## Exercise details
Only the number is needed: how many lines of the records include "Parantaa"?

## Supplied records

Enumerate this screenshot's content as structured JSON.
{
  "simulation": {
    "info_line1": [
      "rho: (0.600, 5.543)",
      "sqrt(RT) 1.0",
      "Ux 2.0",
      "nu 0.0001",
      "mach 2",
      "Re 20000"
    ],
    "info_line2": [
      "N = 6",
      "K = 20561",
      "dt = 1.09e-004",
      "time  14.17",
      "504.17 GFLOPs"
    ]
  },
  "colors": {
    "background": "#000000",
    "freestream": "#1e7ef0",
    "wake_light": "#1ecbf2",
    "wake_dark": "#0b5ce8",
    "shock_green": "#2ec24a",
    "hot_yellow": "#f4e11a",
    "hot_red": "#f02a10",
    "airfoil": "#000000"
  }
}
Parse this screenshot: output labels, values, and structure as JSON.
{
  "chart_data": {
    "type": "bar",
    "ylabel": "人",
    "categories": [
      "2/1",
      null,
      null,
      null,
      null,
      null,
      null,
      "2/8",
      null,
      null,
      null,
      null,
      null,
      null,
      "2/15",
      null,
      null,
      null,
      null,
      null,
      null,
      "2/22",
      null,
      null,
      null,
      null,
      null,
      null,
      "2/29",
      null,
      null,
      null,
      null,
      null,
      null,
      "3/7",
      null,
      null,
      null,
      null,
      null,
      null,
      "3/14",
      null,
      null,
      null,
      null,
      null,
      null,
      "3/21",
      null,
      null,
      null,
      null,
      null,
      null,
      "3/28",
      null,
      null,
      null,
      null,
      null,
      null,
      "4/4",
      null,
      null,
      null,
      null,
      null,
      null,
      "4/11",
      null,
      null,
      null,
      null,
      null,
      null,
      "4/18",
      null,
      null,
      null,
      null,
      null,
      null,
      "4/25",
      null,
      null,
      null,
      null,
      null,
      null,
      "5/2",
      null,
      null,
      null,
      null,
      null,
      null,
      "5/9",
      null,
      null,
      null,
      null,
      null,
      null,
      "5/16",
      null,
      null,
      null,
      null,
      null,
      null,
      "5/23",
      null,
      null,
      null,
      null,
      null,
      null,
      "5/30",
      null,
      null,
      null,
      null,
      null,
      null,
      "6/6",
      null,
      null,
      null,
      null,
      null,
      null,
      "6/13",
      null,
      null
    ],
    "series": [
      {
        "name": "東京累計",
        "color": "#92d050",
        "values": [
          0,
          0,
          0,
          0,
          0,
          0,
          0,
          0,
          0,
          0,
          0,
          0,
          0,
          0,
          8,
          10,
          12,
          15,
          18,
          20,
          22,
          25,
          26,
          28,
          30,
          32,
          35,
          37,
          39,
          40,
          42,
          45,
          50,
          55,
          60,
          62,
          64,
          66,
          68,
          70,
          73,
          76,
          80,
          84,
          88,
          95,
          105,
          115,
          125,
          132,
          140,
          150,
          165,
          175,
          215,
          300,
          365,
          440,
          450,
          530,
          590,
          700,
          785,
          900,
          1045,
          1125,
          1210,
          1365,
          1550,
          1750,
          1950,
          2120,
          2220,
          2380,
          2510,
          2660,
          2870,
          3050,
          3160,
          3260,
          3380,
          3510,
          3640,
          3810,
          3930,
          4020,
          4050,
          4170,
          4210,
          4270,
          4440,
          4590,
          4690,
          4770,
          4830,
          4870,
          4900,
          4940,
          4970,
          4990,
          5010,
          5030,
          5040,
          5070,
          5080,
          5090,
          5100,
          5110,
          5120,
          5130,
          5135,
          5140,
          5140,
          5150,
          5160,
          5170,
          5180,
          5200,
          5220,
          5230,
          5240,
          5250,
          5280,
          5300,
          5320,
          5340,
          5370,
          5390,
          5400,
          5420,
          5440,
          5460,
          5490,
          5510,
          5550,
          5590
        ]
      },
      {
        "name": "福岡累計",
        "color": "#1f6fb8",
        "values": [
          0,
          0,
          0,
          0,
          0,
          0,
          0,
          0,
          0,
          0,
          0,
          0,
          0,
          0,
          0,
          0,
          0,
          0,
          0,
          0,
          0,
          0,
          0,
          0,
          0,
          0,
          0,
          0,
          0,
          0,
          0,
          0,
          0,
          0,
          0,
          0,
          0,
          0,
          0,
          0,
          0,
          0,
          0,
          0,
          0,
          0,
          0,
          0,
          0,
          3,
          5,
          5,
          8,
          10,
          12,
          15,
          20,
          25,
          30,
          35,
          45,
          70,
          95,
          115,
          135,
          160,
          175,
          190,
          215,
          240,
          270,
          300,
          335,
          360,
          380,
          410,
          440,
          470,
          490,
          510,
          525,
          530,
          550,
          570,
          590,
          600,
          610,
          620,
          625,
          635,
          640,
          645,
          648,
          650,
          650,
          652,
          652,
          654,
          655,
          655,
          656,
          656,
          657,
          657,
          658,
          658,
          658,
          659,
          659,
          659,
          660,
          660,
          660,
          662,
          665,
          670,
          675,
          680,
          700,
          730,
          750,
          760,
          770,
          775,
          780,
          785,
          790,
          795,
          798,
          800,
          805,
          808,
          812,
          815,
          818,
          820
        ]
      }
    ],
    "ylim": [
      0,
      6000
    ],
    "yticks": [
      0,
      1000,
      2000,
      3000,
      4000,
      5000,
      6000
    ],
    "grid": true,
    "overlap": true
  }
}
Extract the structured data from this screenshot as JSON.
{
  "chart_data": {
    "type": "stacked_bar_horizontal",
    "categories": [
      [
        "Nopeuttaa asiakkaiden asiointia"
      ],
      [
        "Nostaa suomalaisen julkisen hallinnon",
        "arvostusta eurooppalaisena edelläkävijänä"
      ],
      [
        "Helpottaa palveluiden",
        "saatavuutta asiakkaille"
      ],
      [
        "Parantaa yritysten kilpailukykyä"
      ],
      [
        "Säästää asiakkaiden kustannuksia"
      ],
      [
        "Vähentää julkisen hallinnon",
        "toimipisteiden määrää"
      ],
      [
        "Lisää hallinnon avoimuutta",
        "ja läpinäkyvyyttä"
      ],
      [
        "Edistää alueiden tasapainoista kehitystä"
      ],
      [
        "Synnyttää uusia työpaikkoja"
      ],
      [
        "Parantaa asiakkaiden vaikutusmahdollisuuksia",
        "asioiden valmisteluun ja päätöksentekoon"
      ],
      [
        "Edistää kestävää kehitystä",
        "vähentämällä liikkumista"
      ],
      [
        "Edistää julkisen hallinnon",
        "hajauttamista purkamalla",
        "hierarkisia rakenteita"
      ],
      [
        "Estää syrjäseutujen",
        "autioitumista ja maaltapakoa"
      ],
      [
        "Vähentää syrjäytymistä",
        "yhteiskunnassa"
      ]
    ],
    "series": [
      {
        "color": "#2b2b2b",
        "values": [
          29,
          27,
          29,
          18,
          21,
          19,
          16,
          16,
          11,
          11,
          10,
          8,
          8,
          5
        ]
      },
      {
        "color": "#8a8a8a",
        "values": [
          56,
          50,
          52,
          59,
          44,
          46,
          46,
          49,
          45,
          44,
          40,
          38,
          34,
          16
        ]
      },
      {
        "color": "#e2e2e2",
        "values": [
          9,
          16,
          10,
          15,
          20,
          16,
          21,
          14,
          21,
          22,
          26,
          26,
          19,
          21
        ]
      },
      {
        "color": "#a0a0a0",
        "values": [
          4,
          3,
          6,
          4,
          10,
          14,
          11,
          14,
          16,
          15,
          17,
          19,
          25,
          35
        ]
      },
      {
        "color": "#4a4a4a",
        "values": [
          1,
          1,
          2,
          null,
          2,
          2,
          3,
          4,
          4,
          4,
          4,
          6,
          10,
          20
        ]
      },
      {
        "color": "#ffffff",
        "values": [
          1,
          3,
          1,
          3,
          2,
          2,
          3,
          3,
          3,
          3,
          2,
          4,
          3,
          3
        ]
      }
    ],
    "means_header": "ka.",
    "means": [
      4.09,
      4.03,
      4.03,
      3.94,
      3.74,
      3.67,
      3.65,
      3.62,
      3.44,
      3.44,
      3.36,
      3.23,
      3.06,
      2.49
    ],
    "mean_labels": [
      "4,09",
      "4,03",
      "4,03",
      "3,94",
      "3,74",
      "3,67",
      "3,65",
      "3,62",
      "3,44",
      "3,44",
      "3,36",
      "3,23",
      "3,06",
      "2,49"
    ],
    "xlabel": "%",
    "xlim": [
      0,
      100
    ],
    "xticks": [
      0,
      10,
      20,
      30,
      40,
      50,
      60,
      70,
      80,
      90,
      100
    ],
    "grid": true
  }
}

## Task answer
2